> **Task statement**
Restate the records below word for word, and omit the images they hold.
* * *
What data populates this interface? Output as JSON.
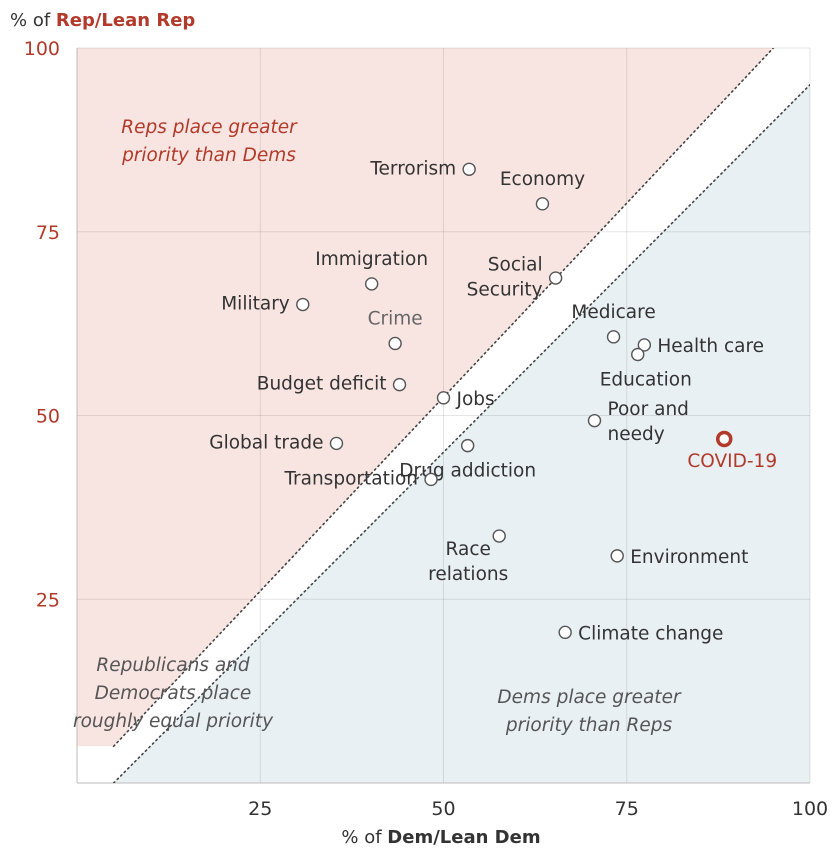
{
  "chart_data": {
    "type": "scatter",
    "title": "",
    "xlabel": {
      "prefix": "% of ",
      "bold": "Dem/Lean Dem"
    },
    "ylabel": {
      "prefix": "% of ",
      "bold": "Rep/Lean Rep"
    },
    "xlim": [
      0,
      100
    ],
    "ylim": [
      0,
      100
    ],
    "x_ticks": [
      25,
      50,
      75,
      100
    ],
    "y_ticks": [
      25,
      50,
      75,
      100
    ],
    "grid": true,
    "colors": {
      "rep_region": "#f8e5e1",
      "dem_region": "#e9f0f4",
      "highlight": "#b23a2a",
      "point_stroke": "#555555",
      "text": "#333333"
    },
    "reference_lines": [
      {
        "name": "upper-diagonal",
        "from": [
          5,
          5
        ],
        "to": [
          95,
          100
        ]
      },
      {
        "name": "lower-diagonal",
        "from": [
          5,
          0
        ],
        "to": [
          100,
          95
        ]
      }
    ],
    "regions": {
      "reps": [
        "Reps place greater",
        "priority than Dems"
      ],
      "equal": [
        "Republicans and",
        "Democrats place",
        "roughly equal priority"
      ],
      "dems": [
        "Dems place greater",
        "priority than Reps"
      ]
    },
    "points": [
      {
        "label": [
          "Terrorism"
        ],
        "x": 53.5,
        "y": 83.5,
        "pos": "left"
      },
      {
        "label": [
          "Economy"
        ],
        "x": 63.5,
        "y": 78.8,
        "pos": "above"
      },
      {
        "label": [
          "Immigration"
        ],
        "x": 40.2,
        "y": 67.9,
        "pos": "above"
      },
      {
        "label": [
          "Social",
          "Security"
        ],
        "x": 65.3,
        "y": 68.7,
        "pos": "left"
      },
      {
        "label": [
          "Military"
        ],
        "x": 30.8,
        "y": 65.1,
        "pos": "left"
      },
      {
        "label": [
          "Crime"
        ],
        "x": 43.4,
        "y": 59.8,
        "pos": "above",
        "style": "dim"
      },
      {
        "label": [
          "Medicare"
        ],
        "x": 73.2,
        "y": 60.7,
        "pos": "above"
      },
      {
        "label": [
          "Health care"
        ],
        "x": 77.4,
        "y": 59.6,
        "pos": "right"
      },
      {
        "label": [
          "Education"
        ],
        "x": 76.5,
        "y": 58.3,
        "pos": "below"
      },
      {
        "label": [
          "Budget deficit"
        ],
        "x": 44.0,
        "y": 54.2,
        "pos": "left"
      },
      {
        "label": [
          "Jobs"
        ],
        "x": 50.0,
        "y": 52.4,
        "pos": "right"
      },
      {
        "label": [
          "Poor and",
          "needy"
        ],
        "x": 70.6,
        "y": 49.3,
        "pos": "right"
      },
      {
        "label": [
          "Global trade"
        ],
        "x": 35.4,
        "y": 46.2,
        "pos": "left"
      },
      {
        "label": [
          "Drug addiction"
        ],
        "x": 53.3,
        "y": 45.9,
        "pos": "below"
      },
      {
        "label": [
          "COVID-19"
        ],
        "x": 88.3,
        "y": 46.8,
        "pos": "below",
        "style": "hl"
      },
      {
        "label": [
          "Transportation"
        ],
        "x": 48.3,
        "y": 41.3,
        "pos": "left"
      },
      {
        "label": [
          "Race",
          "relations"
        ],
        "x": 57.6,
        "y": 33.6,
        "pos": "left-below"
      },
      {
        "label": [
          "Environment"
        ],
        "x": 73.7,
        "y": 30.9,
        "pos": "right"
      },
      {
        "label": [
          "Climate change"
        ],
        "x": 66.6,
        "y": 20.5,
        "pos": "right"
      }
    ]
  }
}
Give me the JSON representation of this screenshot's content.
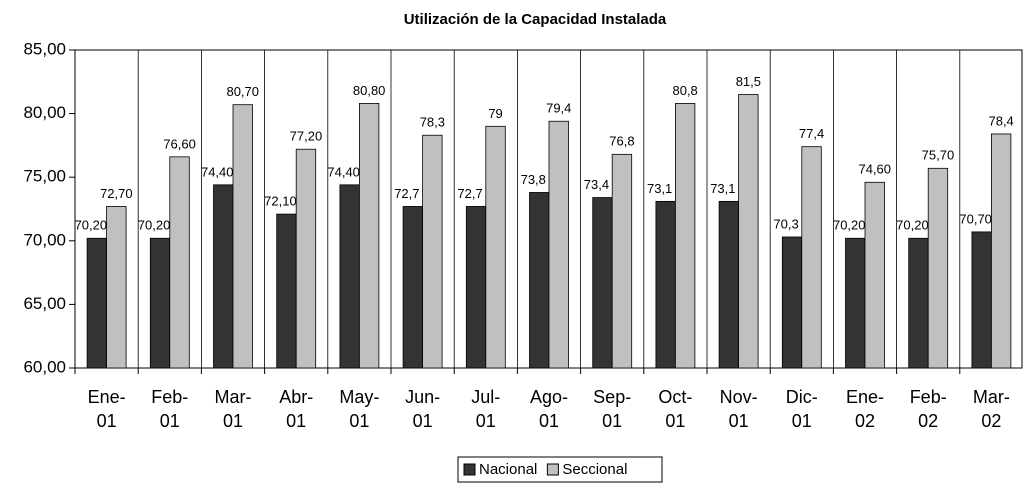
{
  "chart_data": {
    "type": "bar",
    "title": "Utilización de la Capacidad Instalada",
    "categories": [
      "Ene-01",
      "Feb-01",
      "Mar-01",
      "Abr-01",
      "May-01",
      "Jun-01",
      "Jul-01",
      "Ago-01",
      "Sep-01",
      "Oct-01",
      "Nov-01",
      "Dic-01",
      "Ene-02",
      "Feb-02",
      "Mar-02"
    ],
    "series": [
      {
        "name": "Nacional",
        "color": "#333333",
        "values": [
          70.2,
          70.2,
          74.4,
          72.1,
          74.4,
          72.7,
          72.7,
          73.8,
          73.4,
          73.1,
          73.1,
          70.3,
          70.2,
          70.2,
          70.7
        ],
        "value_labels": [
          "70,20",
          "70,20",
          "74,40",
          "72,10",
          "74,40",
          "72,7",
          "72,7",
          "73,8",
          "73,4",
          "73,1",
          "73,1",
          "70,3",
          "70,20",
          "70,20",
          "70,70"
        ]
      },
      {
        "name": "Seccional",
        "color": "#c0c0c0",
        "values": [
          72.7,
          76.6,
          80.7,
          77.2,
          80.8,
          78.3,
          79,
          79.4,
          76.8,
          80.8,
          81.5,
          77.4,
          74.6,
          75.7,
          78.4
        ],
        "value_labels": [
          "72,70",
          "76,60",
          "80,70",
          "77,20",
          "80,80",
          "78,3",
          "79",
          "79,4",
          "76,8",
          "80,8",
          "81,5",
          "77,4",
          "74,60",
          "75,70",
          "78,4"
        ]
      }
    ],
    "ylim": [
      60,
      85
    ],
    "yticks": [
      {
        "value": 60,
        "label": "60,00"
      },
      {
        "value": 65,
        "label": "65,00"
      },
      {
        "value": 70,
        "label": "70,00"
      },
      {
        "value": 75,
        "label": "75,00"
      },
      {
        "value": 80,
        "label": "80,00"
      },
      {
        "value": 85,
        "label": "85,00"
      }
    ],
    "legend": "bottom"
  }
}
* * *
> **Solved problem**
What data populates this interface? Output as JSON.
{
  "chart_data": {
    "type": "scatter",
    "title": "",
    "xlabel": {
      "prefix": "% of ",
      "bold": "Dem/Lean Dem"
    },
    "ylabel": {
      "prefix": "% of ",
      "bold": "Rep/Lean Rep"
    },
    "xlim": [
      0,
      100
    ],
    "ylim": [
      0,
      100
    ],
    "x_ticks": [
      25,
      50,
      75,
      100
    ],
    "y_ticks": [
      25,
      50,
      75,
      100
    ],
    "grid": true,
    "colors": {
      "rep_region": "#f8e5e1",
      "dem_region": "#e9f0f4",
      "highlight": "#b23a2a",
      "point_stroke": "#555555",
      "text": "#333333"
    },
    "reference_lines": [
      {
        "name": "upper-diagonal",
        "from": [
          5,
          5
        ],
        "to": [
          95,
          100
        ]
      },
      {
        "name": "lower-diagonal",
        "from": [
          5,
          0
        ],
        "to": [
          100,
          95
        ]
      }
    ],
    "regions": {
      "reps": [
        "Reps place greater",
        "priority than Dems"
      ],
      "equal": [
        "Republicans and",
        "Democrats place",
        "roughly equal priority"
      ],
      "dems": [
        "Dems place greater",
        "priority than Reps"
      ]
    },
    "points": [
      {
        "label": [
          "Terrorism"
        ],
        "x": 53.5,
        "y": 83.5,
        "pos": "left"
      },
      {
        "label": [
          "Economy"
        ],
        "x": 63.5,
        "y": 78.8,
        "pos": "above"
      },
      {
        "label": [
          "Immigration"
        ],
        "x": 40.2,
        "y": 67.9,
        "pos": "above"
      },
      {
        "label": [
          "Social",
          "Security"
        ],
        "x": 65.3,
        "y": 68.7,
        "pos": "left"
      },
      {
        "label": [
          "Military"
        ],
        "x": 30.8,
        "y": 65.1,
        "pos": "left"
      },
      {
        "label": [
          "Crime"
        ],
        "x": 43.4,
        "y": 59.8,
        "pos": "above",
        "style": "dim"
      },
      {
        "label": [
          "Medicare"
        ],
        "x": 73.2,
        "y": 60.7,
        "pos": "above"
      },
      {
        "label": [
          "Health care"
        ],
        "x": 77.4,
        "y": 59.6,
        "pos": "right"
      },
      {
        "label": [
          "Education"
        ],
        "x": 76.5,
        "y": 58.3,
        "pos": "below"
      },
      {
        "label": [
          "Budget deficit"
        ],
        "x": 44.0,
        "y": 54.2,
        "pos": "left"
      },
      {
        "label": [
          "Jobs"
        ],
        "x": 50.0,
        "y": 52.4,
        "pos": "right"
      },
      {
        "label": [
          "Poor and",
          "needy"
        ],
        "x": 70.6,
        "y": 49.3,
        "pos": "right"
      },
      {
        "label": [
          "Global trade"
        ],
        "x": 35.4,
        "y": 46.2,
        "pos": "left"
      },
      {
        "label": [
          "Drug addiction"
        ],
        "x": 53.3,
        "y": 45.9,
        "pos": "below"
      },
      {
        "label": [
          "COVID-19"
        ],
        "x": 88.3,
        "y": 46.8,
        "pos": "below",
        "style": "hl"
      },
      {
        "label": [
          "Transportation"
        ],
        "x": 48.3,
        "y": 41.3,
        "pos": "left"
      },
      {
        "label": [
          "Race",
          "relations"
        ],
        "x": 57.6,
        "y": 33.6,
        "pos": "left-below"
      },
      {
        "label": [
          "Environment"
        ],
        "x": 73.7,
        "y": 30.9,
        "pos": "right"
      },
      {
        "label": [
          "Climate change"
        ],
        "x": 66.6,
        "y": 20.5,
        "pos": "right"
      }
    ]
  }
}
Give me the JSON representation of this screenshot's content.
{
  "chart_data": {
    "type": "bar",
    "title": "Utilización de la Capacidad Instalada",
    "categories": [
      "Ene-01",
      "Feb-01",
      "Mar-01",
      "Abr-01",
      "May-01",
      "Jun-01",
      "Jul-01",
      "Ago-01",
      "Sep-01",
      "Oct-01",
      "Nov-01",
      "Dic-01",
      "Ene-02",
      "Feb-02",
      "Mar-02"
    ],
    "series": [
      {
        "name": "Nacional",
        "color": "#333333",
        "values": [
          70.2,
          70.2,
          74.4,
          72.1,
          74.4,
          72.7,
          72.7,
          73.8,
          73.4,
          73.1,
          73.1,
          70.3,
          70.2,
          70.2,
          70.7
        ],
        "value_labels": [
          "70,20",
          "70,20",
          "74,40",
          "72,10",
          "74,40",
          "72,7",
          "72,7",
          "73,8",
          "73,4",
          "73,1",
          "73,1",
          "70,3",
          "70,20",
          "70,20",
          "70,70"
        ]
      },
      {
        "name": "Seccional",
        "color": "#c0c0c0",
        "values": [
          72.7,
          76.6,
          80.7,
          77.2,
          80.8,
          78.3,
          79,
          79.4,
          76.8,
          80.8,
          81.5,
          77.4,
          74.6,
          75.7,
          78.4
        ],
        "value_labels": [
          "72,70",
          "76,60",
          "80,70",
          "77,20",
          "80,80",
          "78,3",
          "79",
          "79,4",
          "76,8",
          "80,8",
          "81,5",
          "77,4",
          "74,60",
          "75,70",
          "78,4"
        ]
      }
    ],
    "ylim": [
      60,
      85
    ],
    "yticks": [
      {
        "value": 60,
        "label": "60,00"
      },
      {
        "value": 65,
        "label": "65,00"
      },
      {
        "value": 70,
        "label": "70,00"
      },
      {
        "value": 75,
        "label": "75,00"
      },
      {
        "value": 80,
        "label": "80,00"
      },
      {
        "value": 85,
        "label": "85,00"
      }
    ],
    "legend": "bottom"
  }
}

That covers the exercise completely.